**REQUIREMENTS:** Your task is to extract every entry that follows word for word while excluding the pictures.

+ + + + +

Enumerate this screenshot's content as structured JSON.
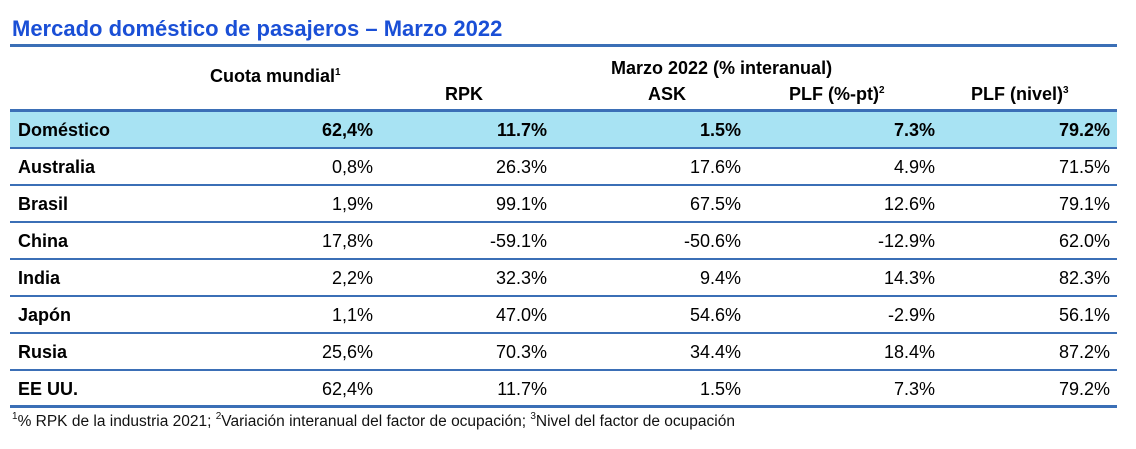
{
  "title": "Mercado doméstico de pasajeros – Marzo 2022",
  "header": {
    "cuota": "Cuota mundial",
    "cuota_sup": "1",
    "group": "Marzo 2022 (% interanual)",
    "rpk": "RPK",
    "ask": "ASK",
    "plf_pt": "PLF (%-pt)",
    "plf_pt_sup": "2",
    "plf_nivel": "PLF (nivel)",
    "plf_nivel_sup": "3"
  },
  "rows": [
    {
      "name": "Doméstico",
      "cuota": "62,4%",
      "rpk": "11.7%",
      "ask": "1.5%",
      "plf_pt": "7.3%",
      "plf_nivel": "79.2%"
    },
    {
      "name": "Australia",
      "cuota": "0,8%",
      "rpk": "26.3%",
      "ask": "17.6%",
      "plf_pt": "4.9%",
      "plf_nivel": "71.5%"
    },
    {
      "name": "Brasil",
      "cuota": "1,9%",
      "rpk": "99.1%",
      "ask": "67.5%",
      "plf_pt": "12.6%",
      "plf_nivel": "79.1%"
    },
    {
      "name": "China",
      "cuota": "17,8%",
      "rpk": "-59.1%",
      "ask": "-50.6%",
      "plf_pt": "-12.9%",
      "plf_nivel": "62.0%"
    },
    {
      "name": "India",
      "cuota": "2,2%",
      "rpk": "32.3%",
      "ask": "9.4%",
      "plf_pt": "14.3%",
      "plf_nivel": "82.3%"
    },
    {
      "name": "Japón",
      "cuota": "1,1%",
      "rpk": "47.0%",
      "ask": "54.6%",
      "plf_pt": "-2.9%",
      "plf_nivel": "56.1%"
    },
    {
      "name": "Rusia",
      "cuota": "25,6%",
      "rpk": "70.3%",
      "ask": "34.4%",
      "plf_pt": "18.4%",
      "plf_nivel": "87.2%"
    },
    {
      "name": "EE UU.",
      "cuota": "62,4%",
      "rpk": "11.7%",
      "ask": "1.5%",
      "plf_pt": "7.3%",
      "plf_nivel": "79.2%"
    }
  ],
  "footnote": {
    "sup1": "1",
    "text1": "% RPK de la industria 2021; ",
    "sup2": "2",
    "text2": "Variación interanual del factor de ocupación; ",
    "sup3": "3",
    "text3": "Nivel del factor de ocupación"
  },
  "colors": {
    "title": "#1a4fd6",
    "rules": "#3b6fb6",
    "highlight_row": "#a8e3f3"
  }
}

+ + + + +

**FINAL ANSWER:**
Enumerate this screenshot's content as structured JSON.
{
  "title": "Mercado doméstico de pasajeros – Marzo 2022",
  "header": {
    "cuota": "Cuota mundial",
    "cuota_sup": "1",
    "group": "Marzo 2022 (% interanual)",
    "rpk": "RPK",
    "ask": "ASK",
    "plf_pt": "PLF (%-pt)",
    "plf_pt_sup": "2",
    "plf_nivel": "PLF (nivel)",
    "plf_nivel_sup": "3"
  },
  "rows": [
    {
      "name": "Doméstico",
      "cuota": "62,4%",
      "rpk": "11.7%",
      "ask": "1.5%",
      "plf_pt": "7.3%",
      "plf_nivel": "79.2%"
    },
    {
      "name": "Australia",
      "cuota": "0,8%",
      "rpk": "26.3%",
      "ask": "17.6%",
      "plf_pt": "4.9%",
      "plf_nivel": "71.5%"
    },
    {
      "name": "Brasil",
      "cuota": "1,9%",
      "rpk": "99.1%",
      "ask": "67.5%",
      "plf_pt": "12.6%",
      "plf_nivel": "79.1%"
    },
    {
      "name": "China",
      "cuota": "17,8%",
      "rpk": "-59.1%",
      "ask": "-50.6%",
      "plf_pt": "-12.9%",
      "plf_nivel": "62.0%"
    },
    {
      "name": "India",
      "cuota": "2,2%",
      "rpk": "32.3%",
      "ask": "9.4%",
      "plf_pt": "14.3%",
      "plf_nivel": "82.3%"
    },
    {
      "name": "Japón",
      "cuota": "1,1%",
      "rpk": "47.0%",
      "ask": "54.6%",
      "plf_pt": "-2.9%",
      "plf_nivel": "56.1%"
    },
    {
      "name": "Rusia",
      "cuota": "25,6%",
      "rpk": "70.3%",
      "ask": "34.4%",
      "plf_pt": "18.4%",
      "plf_nivel": "87.2%"
    },
    {
      "name": "EE UU.",
      "cuota": "62,4%",
      "rpk": "11.7%",
      "ask": "1.5%",
      "plf_pt": "7.3%",
      "plf_nivel": "79.2%"
    }
  ],
  "footnote": {
    "sup1": "1",
    "text1": "% RPK de la industria 2021; ",
    "sup2": "2",
    "text2": "Variación interanual del factor de ocupación; ",
    "sup3": "3",
    "text3": "Nivel del factor de ocupación"
  },
  "colors": {
    "title": "#1a4fd6",
    "rules": "#3b6fb6",
    "highlight_row": "#a8e3f3"
  }
}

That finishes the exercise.